(Data entries)

----

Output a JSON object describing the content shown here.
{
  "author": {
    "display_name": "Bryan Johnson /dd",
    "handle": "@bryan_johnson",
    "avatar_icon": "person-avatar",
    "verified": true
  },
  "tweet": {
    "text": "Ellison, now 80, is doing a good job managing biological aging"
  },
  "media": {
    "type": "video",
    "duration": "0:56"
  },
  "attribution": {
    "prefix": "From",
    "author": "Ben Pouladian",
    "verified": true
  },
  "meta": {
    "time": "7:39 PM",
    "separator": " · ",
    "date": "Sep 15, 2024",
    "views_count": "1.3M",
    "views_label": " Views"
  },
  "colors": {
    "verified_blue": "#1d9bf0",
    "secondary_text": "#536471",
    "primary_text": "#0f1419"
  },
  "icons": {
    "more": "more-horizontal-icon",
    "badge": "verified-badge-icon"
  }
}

----

## Short problem
Quote the entire listing above exactly.

## Solution for this problem
Output a JSON object describing the content shown here.
{
  "author": {
    "display_name": "Bryan Johnson /dd",
    "handle": "@bryan_johnson",
    "avatar_icon": "person-avatar",
    "verified": true
  },
  "tweet": {
    "text": "Ellison, now 80, is doing a good job managing biological aging"
  },
  "media": {
    "type": "video",
    "duration": "0:56"
  },
  "attribution": {
    "prefix": "From",
    "author": "Ben Pouladian",
    "verified": true
  },
  "meta": {
    "time": "7:39 PM",
    "separator": " · ",
    "date": "Sep 15, 2024",
    "views_count": "1.3M",
    "views_label": " Views"
  },
  "colors": {
    "verified_blue": "#1d9bf0",
    "secondary_text": "#536471",
    "primary_text": "#0f1419"
  },
  "icons": {
    "more": "more-horizontal-icon",
    "badge": "verified-badge-icon"
  }
}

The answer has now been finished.